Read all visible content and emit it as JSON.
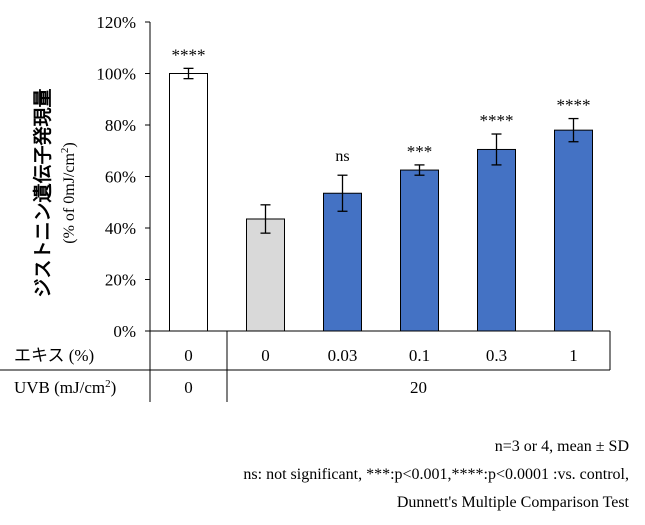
{
  "chart_data": {
    "type": "bar",
    "ylabel": "ジストニン遺伝子発現量",
    "ylabel_sub": {
      "prefix": "(% of 0mJ/cm",
      "sup": "2",
      "suffix": ")"
    },
    "ylim": [
      0,
      120
    ],
    "yticks": [
      "0%",
      "20%",
      "40%",
      "60%",
      "80%",
      "100%",
      "120%"
    ],
    "bars": [
      {
        "value": 100,
        "error": 2,
        "color": "#ffffff",
        "sig": "****"
      },
      {
        "value": 43.5,
        "error": 5.5,
        "color": "#d9d9d9",
        "sig": ""
      },
      {
        "value": 53.5,
        "error": 7,
        "color": "#4472c4",
        "sig": "ns"
      },
      {
        "value": 62.5,
        "error": 2,
        "color": "#4472c4",
        "sig": "***"
      },
      {
        "value": 70.5,
        "error": 6,
        "color": "#4472c4",
        "sig": "****"
      },
      {
        "value": 78,
        "error": 4.5,
        "color": "#4472c4",
        "sig": "****"
      }
    ],
    "table": {
      "row1_label": "エキス (%)",
      "row1_values": [
        "0",
        "0",
        "0.03",
        "0.1",
        "0.3",
        "1"
      ],
      "row2_label": {
        "prefix": "UVB (mJ/cm",
        "sup": "2",
        "suffix": ")"
      },
      "row2_values": [
        "0",
        "20"
      ]
    },
    "grid": false,
    "legend": "none"
  },
  "footnotes": {
    "line1": "n=3 or 4, mean ± SD",
    "line2": "ns: not significant, ***:p<0.001,****:p<0.0001 :vs.  control,",
    "line3": "Dunnett's Multiple Comparison Test"
  }
}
● ● ● ● ● ● ●
Find every line in the records above that holds the word "error", and copy each one.

# Answer to the task
        "error": 2,
        "error": 5.5,
        "error": 7,
        "error": 2,
        "error": 6,
        "error": 4.5,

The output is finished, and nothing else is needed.